[Dataset]:
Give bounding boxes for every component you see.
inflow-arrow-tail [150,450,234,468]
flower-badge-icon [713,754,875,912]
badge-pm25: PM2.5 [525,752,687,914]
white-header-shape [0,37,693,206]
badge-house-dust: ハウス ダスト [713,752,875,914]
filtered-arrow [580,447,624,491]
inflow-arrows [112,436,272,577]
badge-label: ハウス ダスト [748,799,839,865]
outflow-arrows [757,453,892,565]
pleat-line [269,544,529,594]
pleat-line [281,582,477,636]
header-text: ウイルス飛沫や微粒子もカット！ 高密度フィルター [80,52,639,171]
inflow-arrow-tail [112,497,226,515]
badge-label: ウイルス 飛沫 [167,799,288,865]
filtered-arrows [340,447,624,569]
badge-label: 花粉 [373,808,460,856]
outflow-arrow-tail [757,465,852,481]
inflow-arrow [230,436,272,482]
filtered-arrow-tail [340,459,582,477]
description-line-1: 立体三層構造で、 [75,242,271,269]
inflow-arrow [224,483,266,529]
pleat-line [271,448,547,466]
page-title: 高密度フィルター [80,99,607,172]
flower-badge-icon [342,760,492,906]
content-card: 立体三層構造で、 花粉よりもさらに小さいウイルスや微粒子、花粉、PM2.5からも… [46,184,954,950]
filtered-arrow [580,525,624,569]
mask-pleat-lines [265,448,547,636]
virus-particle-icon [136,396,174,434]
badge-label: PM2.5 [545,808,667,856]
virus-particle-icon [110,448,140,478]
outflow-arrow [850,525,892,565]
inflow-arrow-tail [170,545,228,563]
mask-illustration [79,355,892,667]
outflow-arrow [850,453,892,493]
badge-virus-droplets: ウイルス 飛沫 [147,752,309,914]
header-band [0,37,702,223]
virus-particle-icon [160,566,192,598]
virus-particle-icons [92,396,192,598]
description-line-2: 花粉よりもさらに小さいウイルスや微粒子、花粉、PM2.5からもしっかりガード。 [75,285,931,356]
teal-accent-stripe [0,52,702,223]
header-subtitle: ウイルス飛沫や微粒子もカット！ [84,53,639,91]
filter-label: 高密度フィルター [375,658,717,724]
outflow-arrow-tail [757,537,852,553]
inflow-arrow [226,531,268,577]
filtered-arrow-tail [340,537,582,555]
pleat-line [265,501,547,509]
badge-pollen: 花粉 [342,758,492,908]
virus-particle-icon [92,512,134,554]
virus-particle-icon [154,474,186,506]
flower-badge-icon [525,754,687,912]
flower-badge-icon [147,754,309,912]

[About this task]:
Reproduce each record exactly, leaving nothing out.

[Task result]:
Give bounding boxes for every component you see.
inflow-arrow-tail [150,450,234,468]
flower-badge-icon [713,754,875,912]
badge-pm25: PM2.5 [525,752,687,914]
white-header-shape [0,37,693,206]
badge-house-dust: ハウス ダスト [713,752,875,914]
filtered-arrow [580,447,624,491]
inflow-arrows [112,436,272,577]
badge-label: ハウス ダスト [748,799,839,865]
outflow-arrows [757,453,892,565]
pleat-line [269,544,529,594]
pleat-line [281,582,477,636]
header-text: ウイルス飛沫や微粒子もカット！ 高密度フィルター [80,52,639,171]
inflow-arrow-tail [112,497,226,515]
badge-label: ウイルス 飛沫 [167,799,288,865]
filtered-arrows [340,447,624,569]
badge-label: 花粉 [373,808,460,856]
outflow-arrow-tail [757,465,852,481]
inflow-arrow [230,436,272,482]
filtered-arrow-tail [340,459,582,477]
description-line-1: 立体三層構造で、 [75,242,271,269]
inflow-arrow [224,483,266,529]
pleat-line [271,448,547,466]
page-title: 高密度フィルター [80,99,607,172]
flower-badge-icon [342,760,492,906]
content-card: 立体三層構造で、 花粉よりもさらに小さいウイルスや微粒子、花粉、PM2.5からも… [46,184,954,950]
filtered-arrow [580,525,624,569]
mask-pleat-lines [265,448,547,636]
virus-particle-icon [136,396,174,434]
badge-label: PM2.5 [545,808,667,856]
virus-particle-icon [110,448,140,478]
outflow-arrow [850,525,892,565]
inflow-arrow-tail [170,545,228,563]
mask-illustration [79,355,892,667]
outflow-arrow [850,453,892,493]
badge-virus-droplets: ウイルス 飛沫 [147,752,309,914]
header-band [0,37,702,223]
virus-particle-icon [160,566,192,598]
virus-particle-icons [92,396,192,598]
description-line-2: 花粉よりもさらに小さいウイルスや微粒子、花粉、PM2.5からもしっかりガード。 [75,285,931,356]
teal-accent-stripe [0,52,702,223]
header-subtitle: ウイルス飛沫や微粒子もカット！ [84,53,639,91]
filter-label: 高密度フィルター [375,658,717,724]
outflow-arrow-tail [757,537,852,553]
inflow-arrow [226,531,268,577]
filtered-arrow-tail [340,537,582,555]
pleat-line [265,501,547,509]
badge-pollen: 花粉 [342,758,492,908]
virus-particle-icon [92,512,134,554]
virus-particle-icon [154,474,186,506]
flower-badge-icon [525,754,687,912]
flower-badge-icon [147,754,309,912]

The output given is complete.